[Dataset excerpt]
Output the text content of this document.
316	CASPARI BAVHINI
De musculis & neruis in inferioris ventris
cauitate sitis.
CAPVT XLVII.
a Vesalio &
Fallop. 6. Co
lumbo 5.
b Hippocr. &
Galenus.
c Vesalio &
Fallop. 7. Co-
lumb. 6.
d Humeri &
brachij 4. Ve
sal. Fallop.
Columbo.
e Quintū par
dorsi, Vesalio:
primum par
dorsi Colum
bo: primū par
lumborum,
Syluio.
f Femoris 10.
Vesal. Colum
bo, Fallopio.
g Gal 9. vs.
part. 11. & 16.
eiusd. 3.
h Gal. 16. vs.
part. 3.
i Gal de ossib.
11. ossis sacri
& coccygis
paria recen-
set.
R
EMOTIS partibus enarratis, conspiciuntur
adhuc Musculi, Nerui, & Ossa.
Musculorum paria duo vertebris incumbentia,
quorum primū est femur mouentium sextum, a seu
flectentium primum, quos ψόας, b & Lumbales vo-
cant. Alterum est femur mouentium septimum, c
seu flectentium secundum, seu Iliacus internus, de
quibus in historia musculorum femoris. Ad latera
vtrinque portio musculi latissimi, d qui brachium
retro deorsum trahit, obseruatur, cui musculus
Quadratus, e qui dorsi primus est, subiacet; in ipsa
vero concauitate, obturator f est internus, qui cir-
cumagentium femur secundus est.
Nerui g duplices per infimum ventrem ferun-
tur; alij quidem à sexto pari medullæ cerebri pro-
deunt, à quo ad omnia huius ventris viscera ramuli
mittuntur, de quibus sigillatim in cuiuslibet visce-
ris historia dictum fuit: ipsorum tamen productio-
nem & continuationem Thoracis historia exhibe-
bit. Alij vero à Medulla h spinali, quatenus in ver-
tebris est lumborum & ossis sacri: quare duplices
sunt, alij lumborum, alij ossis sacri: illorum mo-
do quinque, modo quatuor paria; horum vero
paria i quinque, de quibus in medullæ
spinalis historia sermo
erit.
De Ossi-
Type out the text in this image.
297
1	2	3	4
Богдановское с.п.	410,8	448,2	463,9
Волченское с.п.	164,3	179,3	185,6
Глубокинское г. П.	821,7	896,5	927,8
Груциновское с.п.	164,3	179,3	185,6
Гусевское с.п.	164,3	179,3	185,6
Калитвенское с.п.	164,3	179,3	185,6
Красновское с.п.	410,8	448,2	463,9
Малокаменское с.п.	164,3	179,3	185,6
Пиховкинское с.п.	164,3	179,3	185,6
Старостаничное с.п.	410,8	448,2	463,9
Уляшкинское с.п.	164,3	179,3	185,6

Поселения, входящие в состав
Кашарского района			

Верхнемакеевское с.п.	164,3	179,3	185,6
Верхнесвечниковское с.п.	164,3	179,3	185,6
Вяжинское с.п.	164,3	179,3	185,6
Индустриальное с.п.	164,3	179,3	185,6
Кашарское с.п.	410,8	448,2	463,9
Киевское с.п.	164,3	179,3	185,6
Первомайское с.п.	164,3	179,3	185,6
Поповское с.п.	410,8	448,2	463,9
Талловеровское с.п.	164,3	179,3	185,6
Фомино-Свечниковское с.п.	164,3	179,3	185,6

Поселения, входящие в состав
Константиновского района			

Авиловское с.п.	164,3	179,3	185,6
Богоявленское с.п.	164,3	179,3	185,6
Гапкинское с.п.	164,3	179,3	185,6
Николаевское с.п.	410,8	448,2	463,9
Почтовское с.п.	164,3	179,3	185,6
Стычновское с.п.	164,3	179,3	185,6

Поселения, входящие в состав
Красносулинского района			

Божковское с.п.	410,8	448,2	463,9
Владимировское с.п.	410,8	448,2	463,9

▶ **Task requirements**: Each line of the material should be echoed exactly.

▶ **Response below**:
Output the text content of this document.
316	CASPARI BAVHINI
De musculis & neruis in inferioris ventris
cauitate sitis.
CAPVT XLVII.
a Vesalio &
Fallop. 6. Co
lumbo 5.
b Hippocr. &
Galenus.
c Vesalio &
Fallop. 7. Co-
lumb. 6.
d Humeri &
brachij 4. Ve
sal. Fallop.
Columbo.
e Quintū par
dorsi, Vesalio:
primum par
dorsi Colum
bo: primū par
lumborum,
Syluio.
f Femoris 10.
Vesal. Colum
bo, Fallopio.
g Gal 9. vs.
part. 11. & 16.
eiusd. 3.
h Gal. 16. vs.
part. 3.
i Gal de ossib.
11. ossis sacri
& coccygis
paria recen-
set.
R
EMOTIS partibus enarratis, conspiciuntur
adhuc Musculi, Nerui, & Ossa.
Musculorum paria duo vertebris incumbentia,
quorum primū est femur mouentium sextum, a seu
flectentium primum, quos ψόας, b & Lumbales vo-
cant. Alterum est femur mouentium septimum, c
seu flectentium secundum, seu Iliacus internus, de
quibus in historia musculorum femoris. Ad latera
vtrinque portio musculi latissimi, d qui brachium
retro deorsum trahit, obseruatur, cui musculus
Quadratus, e qui dorsi primus est, subiacet; in ipsa
vero concauitate, obturator f est internus, qui cir-
cumagentium femur secundus est.
Nerui g duplices per infimum ventrem ferun-
tur; alij quidem à sexto pari medullæ cerebri pro-
deunt, à quo ad omnia huius ventris viscera ramuli
mittuntur, de quibus sigillatim in cuiuslibet visce-
ris historia dictum fuit: ipsorum tamen productio-
nem & continuationem Thoracis historia exhibe-
bit. Alij vero à Medulla h spinali, quatenus in ver-
tebris est lumborum & ossis sacri: quare duplices
sunt, alij lumborum, alij ossis sacri: illorum mo-
do quinque, modo quatuor paria; horum vero
paria i quinque, de quibus in medullæ
spinalis historia sermo
erit.
De Ossi-
Type out the text in this image.
297
1	2	3	4
Богдановское с.п.	410,8	448,2	463,9
Волченское с.п.	164,3	179,3	185,6
Глубокинское г. П.	821,7	896,5	927,8
Груциновское с.п.	164,3	179,3	185,6
Гусевское с.п.	164,3	179,3	185,6
Калитвенское с.п.	164,3	179,3	185,6
Красновское с.п.	410,8	448,2	463,9
Малокаменское с.п.	164,3	179,3	185,6
Пиховкинское с.п.	164,3	179,3	185,6
Старостаничное с.п.	410,8	448,2	463,9
Уляшкинское с.п.	164,3	179,3	185,6

Поселения, входящие в состав
Кашарского района			

Верхнемакеевское с.п.	164,3	179,3	185,6
Верхнесвечниковское с.п.	164,3	179,3	185,6
Вяжинское с.п.	164,3	179,3	185,6
Индустриальное с.п.	164,3	179,3	185,6
Кашарское с.п.	410,8	448,2	463,9
Киевское с.п.	164,3	179,3	185,6
Первомайское с.п.	164,3	179,3	185,6
Поповское с.п.	410,8	448,2	463,9
Талловеровское с.п.	164,3	179,3	185,6
Фомино-Свечниковское с.п.	164,3	179,3	185,6

Поселения, входящие в состав
Константиновского района			

Авиловское с.п.	164,3	179,3	185,6
Богоявленское с.п.	164,3	179,3	185,6
Гапкинское с.п.	164,3	179,3	185,6
Николаевское с.п.	410,8	448,2	463,9
Почтовское с.п.	164,3	179,3	185,6
Стычновское с.п.	164,3	179,3	185,6

Поселения, входящие в состав
Красносулинского района			

Божковское с.п.	410,8	448,2	463,9
Владимировское с.п.	410,8	448,2	463,9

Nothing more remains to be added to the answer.